**AVAILABLE DATA**.

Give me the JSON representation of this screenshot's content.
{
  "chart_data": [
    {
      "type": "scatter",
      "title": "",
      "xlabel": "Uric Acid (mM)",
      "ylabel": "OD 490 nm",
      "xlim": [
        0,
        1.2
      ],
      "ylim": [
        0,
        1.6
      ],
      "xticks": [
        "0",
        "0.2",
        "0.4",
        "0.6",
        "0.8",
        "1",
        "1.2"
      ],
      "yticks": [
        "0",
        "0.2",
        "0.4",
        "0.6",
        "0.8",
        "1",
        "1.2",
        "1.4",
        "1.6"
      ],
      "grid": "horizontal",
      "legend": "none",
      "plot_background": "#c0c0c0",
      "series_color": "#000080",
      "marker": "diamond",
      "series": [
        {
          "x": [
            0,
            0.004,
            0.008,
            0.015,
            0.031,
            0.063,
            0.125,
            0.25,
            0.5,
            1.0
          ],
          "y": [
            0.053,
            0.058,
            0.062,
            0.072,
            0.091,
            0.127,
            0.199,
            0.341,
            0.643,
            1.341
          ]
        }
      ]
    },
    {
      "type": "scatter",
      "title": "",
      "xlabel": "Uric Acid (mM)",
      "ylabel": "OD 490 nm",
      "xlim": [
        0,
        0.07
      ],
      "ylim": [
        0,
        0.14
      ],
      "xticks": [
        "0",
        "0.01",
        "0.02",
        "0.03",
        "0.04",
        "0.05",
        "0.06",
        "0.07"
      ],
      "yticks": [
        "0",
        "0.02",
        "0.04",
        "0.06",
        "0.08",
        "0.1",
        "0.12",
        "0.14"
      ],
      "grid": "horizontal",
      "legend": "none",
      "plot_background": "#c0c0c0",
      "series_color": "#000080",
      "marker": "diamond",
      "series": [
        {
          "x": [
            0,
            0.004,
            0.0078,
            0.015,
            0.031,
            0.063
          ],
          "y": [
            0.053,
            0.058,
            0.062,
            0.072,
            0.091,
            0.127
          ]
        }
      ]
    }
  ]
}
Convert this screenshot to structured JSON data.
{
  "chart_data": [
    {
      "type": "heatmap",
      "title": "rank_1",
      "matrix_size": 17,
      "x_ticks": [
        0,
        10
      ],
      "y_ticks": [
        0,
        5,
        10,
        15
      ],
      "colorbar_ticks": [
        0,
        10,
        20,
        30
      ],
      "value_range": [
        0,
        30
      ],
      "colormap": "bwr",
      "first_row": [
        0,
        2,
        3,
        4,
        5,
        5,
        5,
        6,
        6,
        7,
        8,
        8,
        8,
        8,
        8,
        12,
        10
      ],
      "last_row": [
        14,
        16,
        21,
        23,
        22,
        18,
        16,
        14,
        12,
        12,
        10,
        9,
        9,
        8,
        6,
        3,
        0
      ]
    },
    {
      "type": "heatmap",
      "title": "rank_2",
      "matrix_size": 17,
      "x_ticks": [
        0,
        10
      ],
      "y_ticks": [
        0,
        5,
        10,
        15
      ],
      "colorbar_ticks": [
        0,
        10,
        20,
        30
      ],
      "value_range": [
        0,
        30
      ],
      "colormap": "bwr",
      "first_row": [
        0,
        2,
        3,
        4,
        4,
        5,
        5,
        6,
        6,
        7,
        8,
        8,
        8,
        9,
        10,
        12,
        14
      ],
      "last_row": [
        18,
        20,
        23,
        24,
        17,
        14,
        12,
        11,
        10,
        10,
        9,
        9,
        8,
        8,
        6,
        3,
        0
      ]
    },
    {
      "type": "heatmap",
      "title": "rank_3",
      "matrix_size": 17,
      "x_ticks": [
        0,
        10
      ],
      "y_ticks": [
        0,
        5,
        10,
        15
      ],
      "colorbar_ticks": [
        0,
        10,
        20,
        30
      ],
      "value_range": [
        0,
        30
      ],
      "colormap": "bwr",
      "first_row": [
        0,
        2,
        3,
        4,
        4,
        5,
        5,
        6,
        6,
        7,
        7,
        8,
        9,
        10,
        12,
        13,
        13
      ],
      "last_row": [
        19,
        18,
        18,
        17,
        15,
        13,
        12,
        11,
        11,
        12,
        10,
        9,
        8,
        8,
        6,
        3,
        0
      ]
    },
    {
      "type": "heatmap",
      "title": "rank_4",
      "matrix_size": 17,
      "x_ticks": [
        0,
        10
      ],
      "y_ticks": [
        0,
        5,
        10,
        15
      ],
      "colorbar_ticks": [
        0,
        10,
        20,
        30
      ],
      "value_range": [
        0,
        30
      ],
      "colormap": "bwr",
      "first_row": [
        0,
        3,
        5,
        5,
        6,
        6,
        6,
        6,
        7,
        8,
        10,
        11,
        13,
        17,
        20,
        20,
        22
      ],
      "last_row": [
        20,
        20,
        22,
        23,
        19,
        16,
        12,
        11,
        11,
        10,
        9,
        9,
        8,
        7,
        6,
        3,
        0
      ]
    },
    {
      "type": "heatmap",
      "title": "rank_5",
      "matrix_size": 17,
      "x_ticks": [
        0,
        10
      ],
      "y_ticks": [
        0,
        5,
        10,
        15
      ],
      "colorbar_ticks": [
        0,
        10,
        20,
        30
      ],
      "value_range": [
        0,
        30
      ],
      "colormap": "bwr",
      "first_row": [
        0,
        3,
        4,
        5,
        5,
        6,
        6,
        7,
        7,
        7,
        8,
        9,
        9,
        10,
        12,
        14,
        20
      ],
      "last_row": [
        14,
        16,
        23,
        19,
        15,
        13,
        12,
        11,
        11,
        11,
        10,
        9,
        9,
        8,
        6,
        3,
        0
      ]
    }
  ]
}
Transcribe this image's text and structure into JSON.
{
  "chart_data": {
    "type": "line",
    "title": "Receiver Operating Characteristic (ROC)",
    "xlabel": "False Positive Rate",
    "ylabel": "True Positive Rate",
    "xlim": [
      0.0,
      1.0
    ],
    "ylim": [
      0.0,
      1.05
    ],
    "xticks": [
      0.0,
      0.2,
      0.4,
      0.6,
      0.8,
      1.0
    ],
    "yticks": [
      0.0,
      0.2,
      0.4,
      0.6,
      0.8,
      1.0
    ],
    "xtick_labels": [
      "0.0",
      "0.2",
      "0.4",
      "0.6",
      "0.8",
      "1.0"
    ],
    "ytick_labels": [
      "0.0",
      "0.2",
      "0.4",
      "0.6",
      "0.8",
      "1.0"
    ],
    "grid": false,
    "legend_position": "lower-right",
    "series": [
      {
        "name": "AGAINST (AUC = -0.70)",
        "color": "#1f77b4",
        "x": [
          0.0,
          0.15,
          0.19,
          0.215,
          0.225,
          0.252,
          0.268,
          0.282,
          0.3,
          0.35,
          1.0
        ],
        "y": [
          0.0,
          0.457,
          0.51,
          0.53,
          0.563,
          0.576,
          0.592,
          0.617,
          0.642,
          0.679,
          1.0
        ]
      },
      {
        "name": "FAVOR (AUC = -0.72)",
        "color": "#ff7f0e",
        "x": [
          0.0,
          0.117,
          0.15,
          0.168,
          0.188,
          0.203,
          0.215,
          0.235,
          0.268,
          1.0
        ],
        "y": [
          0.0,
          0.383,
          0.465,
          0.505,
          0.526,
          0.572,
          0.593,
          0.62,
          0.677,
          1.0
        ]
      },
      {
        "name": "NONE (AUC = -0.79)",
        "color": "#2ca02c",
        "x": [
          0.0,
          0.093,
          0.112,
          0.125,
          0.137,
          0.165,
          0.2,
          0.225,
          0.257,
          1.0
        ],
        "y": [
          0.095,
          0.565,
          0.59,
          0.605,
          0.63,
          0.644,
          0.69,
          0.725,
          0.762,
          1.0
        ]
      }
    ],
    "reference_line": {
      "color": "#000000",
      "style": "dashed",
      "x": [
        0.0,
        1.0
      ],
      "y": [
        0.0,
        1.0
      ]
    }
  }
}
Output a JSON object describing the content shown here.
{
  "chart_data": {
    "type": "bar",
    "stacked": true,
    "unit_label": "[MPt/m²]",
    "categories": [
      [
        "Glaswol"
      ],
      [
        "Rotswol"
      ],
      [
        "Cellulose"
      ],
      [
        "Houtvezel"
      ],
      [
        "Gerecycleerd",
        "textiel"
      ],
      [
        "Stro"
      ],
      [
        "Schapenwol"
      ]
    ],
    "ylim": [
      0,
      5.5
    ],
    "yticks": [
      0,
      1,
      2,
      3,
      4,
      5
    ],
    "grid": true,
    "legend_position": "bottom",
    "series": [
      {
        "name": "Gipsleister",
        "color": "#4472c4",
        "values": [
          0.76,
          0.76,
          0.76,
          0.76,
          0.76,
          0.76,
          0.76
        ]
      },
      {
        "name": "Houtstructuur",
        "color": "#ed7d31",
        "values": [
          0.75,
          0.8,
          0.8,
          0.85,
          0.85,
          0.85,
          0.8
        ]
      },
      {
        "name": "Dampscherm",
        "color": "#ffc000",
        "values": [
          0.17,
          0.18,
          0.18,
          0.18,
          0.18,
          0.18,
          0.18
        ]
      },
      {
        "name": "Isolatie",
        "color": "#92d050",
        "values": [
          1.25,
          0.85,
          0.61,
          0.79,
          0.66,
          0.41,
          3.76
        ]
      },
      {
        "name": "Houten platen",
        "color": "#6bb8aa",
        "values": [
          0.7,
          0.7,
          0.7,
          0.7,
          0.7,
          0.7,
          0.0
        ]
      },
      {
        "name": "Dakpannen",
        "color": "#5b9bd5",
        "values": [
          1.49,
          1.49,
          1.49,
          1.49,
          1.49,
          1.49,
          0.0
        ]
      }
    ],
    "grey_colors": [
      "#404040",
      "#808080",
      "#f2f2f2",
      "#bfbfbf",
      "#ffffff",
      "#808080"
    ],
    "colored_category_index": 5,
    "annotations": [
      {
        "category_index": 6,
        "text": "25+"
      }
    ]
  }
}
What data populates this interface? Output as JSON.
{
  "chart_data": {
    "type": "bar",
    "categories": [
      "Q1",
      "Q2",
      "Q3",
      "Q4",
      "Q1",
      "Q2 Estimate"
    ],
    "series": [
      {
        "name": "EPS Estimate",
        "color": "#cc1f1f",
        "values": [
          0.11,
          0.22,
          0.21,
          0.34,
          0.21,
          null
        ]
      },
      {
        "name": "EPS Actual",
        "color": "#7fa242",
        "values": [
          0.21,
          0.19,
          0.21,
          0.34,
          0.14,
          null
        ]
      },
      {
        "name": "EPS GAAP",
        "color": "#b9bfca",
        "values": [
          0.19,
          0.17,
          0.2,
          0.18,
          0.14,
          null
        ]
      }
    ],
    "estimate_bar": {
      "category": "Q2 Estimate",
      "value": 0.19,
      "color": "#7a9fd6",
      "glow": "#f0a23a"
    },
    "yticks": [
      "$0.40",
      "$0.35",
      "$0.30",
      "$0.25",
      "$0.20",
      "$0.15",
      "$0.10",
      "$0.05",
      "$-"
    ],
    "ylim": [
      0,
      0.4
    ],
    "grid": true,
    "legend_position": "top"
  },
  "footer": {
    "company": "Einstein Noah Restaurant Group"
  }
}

**STATED GOAL**. Locate all lines that include the word "Positive" and copy them out.

**OUTPUT FOR THIS EXERCISE**.
    "xlabel": "False Positive Rate",
    "ylabel": "True Positive Rate",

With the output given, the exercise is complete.